> [SHORT EXERCISE]: Rewrite the records below, replacing every "card-subtitle" with "card-caption" and keeping everything else the same.

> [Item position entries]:
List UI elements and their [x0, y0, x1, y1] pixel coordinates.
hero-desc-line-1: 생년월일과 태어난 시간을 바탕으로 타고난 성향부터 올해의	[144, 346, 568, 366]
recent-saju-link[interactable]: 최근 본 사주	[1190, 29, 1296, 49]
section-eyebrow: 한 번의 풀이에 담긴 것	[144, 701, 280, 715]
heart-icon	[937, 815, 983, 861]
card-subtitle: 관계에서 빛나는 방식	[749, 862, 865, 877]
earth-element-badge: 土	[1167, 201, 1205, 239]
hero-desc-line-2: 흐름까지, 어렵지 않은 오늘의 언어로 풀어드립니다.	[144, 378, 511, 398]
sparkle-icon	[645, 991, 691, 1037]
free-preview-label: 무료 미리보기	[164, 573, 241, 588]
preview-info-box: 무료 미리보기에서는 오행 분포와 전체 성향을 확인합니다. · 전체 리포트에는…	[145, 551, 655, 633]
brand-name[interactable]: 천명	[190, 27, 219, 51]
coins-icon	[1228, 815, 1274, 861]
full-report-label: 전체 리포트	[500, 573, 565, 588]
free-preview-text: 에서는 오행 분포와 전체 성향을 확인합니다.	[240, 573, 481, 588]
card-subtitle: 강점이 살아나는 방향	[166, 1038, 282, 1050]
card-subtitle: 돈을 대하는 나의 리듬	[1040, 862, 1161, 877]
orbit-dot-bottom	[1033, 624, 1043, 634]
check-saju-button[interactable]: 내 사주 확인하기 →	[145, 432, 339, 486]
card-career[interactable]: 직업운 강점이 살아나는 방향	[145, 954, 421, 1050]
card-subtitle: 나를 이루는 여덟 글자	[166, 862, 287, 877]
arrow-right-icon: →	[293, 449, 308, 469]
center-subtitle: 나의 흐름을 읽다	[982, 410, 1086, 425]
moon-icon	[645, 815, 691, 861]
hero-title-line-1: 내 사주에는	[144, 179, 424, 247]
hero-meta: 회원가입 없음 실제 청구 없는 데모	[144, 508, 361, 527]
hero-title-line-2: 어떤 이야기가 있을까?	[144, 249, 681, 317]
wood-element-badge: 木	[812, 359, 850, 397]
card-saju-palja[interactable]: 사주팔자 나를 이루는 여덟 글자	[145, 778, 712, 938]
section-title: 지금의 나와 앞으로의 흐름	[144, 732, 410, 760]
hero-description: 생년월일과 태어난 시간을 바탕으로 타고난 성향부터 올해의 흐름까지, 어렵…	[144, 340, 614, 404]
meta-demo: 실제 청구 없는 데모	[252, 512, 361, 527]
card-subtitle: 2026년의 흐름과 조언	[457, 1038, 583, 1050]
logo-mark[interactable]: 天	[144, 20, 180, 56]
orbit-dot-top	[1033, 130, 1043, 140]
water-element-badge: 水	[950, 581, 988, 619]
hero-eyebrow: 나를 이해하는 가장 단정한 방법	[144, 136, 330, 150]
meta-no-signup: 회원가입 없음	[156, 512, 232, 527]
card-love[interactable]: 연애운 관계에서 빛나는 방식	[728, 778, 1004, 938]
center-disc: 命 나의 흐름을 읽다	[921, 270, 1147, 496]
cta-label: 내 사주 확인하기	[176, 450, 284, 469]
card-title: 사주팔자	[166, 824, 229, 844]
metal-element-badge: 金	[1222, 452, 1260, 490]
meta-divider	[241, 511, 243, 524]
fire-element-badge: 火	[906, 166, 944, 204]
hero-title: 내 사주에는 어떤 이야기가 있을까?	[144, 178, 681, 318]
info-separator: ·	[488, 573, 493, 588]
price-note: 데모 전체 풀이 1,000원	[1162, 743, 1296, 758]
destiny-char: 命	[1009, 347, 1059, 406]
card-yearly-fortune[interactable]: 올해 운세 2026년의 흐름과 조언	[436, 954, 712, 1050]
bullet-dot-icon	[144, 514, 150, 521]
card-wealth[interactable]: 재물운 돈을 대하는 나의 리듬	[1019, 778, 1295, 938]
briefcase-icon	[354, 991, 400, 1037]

> [RESPONSE]:
List UI elements and their [x0, y0, x1, y1] pixel coordinates.
hero-desc-line-1: 생년월일과 태어난 시간을 바탕으로 타고난 성향부터 올해의	[144, 346, 568, 366]
recent-saju-link[interactable]: 최근 본 사주	[1190, 29, 1296, 49]
section-eyebrow: 한 번의 풀이에 담긴 것	[144, 701, 280, 715]
heart-icon	[937, 815, 983, 861]
card-caption: 관계에서 빛나는 방식	[749, 862, 865, 877]
earth-element-badge: 土	[1167, 201, 1205, 239]
hero-desc-line-2: 흐름까지, 어렵지 않은 오늘의 언어로 풀어드립니다.	[144, 378, 511, 398]
sparkle-icon	[645, 991, 691, 1037]
free-preview-label: 무료 미리보기	[164, 573, 241, 588]
preview-info-box: 무료 미리보기에서는 오행 분포와 전체 성향을 확인합니다. · 전체 리포트에는…	[145, 551, 655, 633]
brand-name[interactable]: 천명	[190, 27, 219, 51]
coins-icon	[1228, 815, 1274, 861]
full-report-label: 전체 리포트	[500, 573, 565, 588]
free-preview-text: 에서는 오행 분포와 전체 성향을 확인합니다.	[240, 573, 481, 588]
card-caption: 강점이 살아나는 방향	[166, 1038, 282, 1050]
card-caption: 돈을 대하는 나의 리듬	[1040, 862, 1161, 877]
orbit-dot-bottom	[1033, 624, 1043, 634]
check-saju-button[interactable]: 내 사주 확인하기 →	[145, 432, 339, 486]
card-career[interactable]: 직업운 강점이 살아나는 방향	[145, 954, 421, 1050]
card-caption: 나를 이루는 여덟 글자	[166, 862, 287, 877]
arrow-right-icon: →	[293, 449, 308, 469]
center-subtitle: 나의 흐름을 읽다	[982, 410, 1086, 425]
moon-icon	[645, 815, 691, 861]
hero-title-line-1: 내 사주에는	[144, 179, 424, 247]
hero-meta: 회원가입 없음 실제 청구 없는 데모	[144, 508, 361, 527]
hero-title-line-2: 어떤 이야기가 있을까?	[144, 249, 681, 317]
wood-element-badge: 木	[812, 359, 850, 397]
card-saju-palja[interactable]: 사주팔자 나를 이루는 여덟 글자	[145, 778, 712, 938]
section-title: 지금의 나와 앞으로의 흐름	[144, 732, 410, 760]
hero-description: 생년월일과 태어난 시간을 바탕으로 타고난 성향부터 올해의 흐름까지, 어렵…	[144, 340, 614, 404]
meta-demo: 실제 청구 없는 데모	[252, 512, 361, 527]
card-caption: 2026년의 흐름과 조언	[457, 1038, 583, 1050]
logo-mark[interactable]: 天	[144, 20, 180, 56]
orbit-dot-top	[1033, 130, 1043, 140]
water-element-badge: 水	[950, 581, 988, 619]
hero-eyebrow: 나를 이해하는 가장 단정한 방법	[144, 136, 330, 150]
meta-no-signup: 회원가입 없음	[156, 512, 232, 527]
card-love[interactable]: 연애운 관계에서 빛나는 방식	[728, 778, 1004, 938]
center-disc: 命 나의 흐름을 읽다	[921, 270, 1147, 496]
cta-label: 내 사주 확인하기	[176, 450, 284, 469]
card-title: 사주팔자	[166, 824, 229, 844]
metal-element-badge: 金	[1222, 452, 1260, 490]
meta-divider	[241, 511, 243, 524]
fire-element-badge: 火	[906, 166, 944, 204]
hero-title: 내 사주에는 어떤 이야기가 있을까?	[144, 178, 681, 318]
info-separator: ·	[488, 573, 493, 588]
price-note: 데모 전체 풀이 1,000원	[1162, 743, 1296, 758]
destiny-char: 命	[1009, 347, 1059, 406]
card-yearly-fortune[interactable]: 올해 운세 2026년의 흐름과 조언	[436, 954, 712, 1050]
bullet-dot-icon	[144, 514, 150, 521]
card-wealth[interactable]: 재물운 돈을 대하는 나의 리듬	[1019, 778, 1295, 938]
briefcase-icon	[354, 991, 400, 1037]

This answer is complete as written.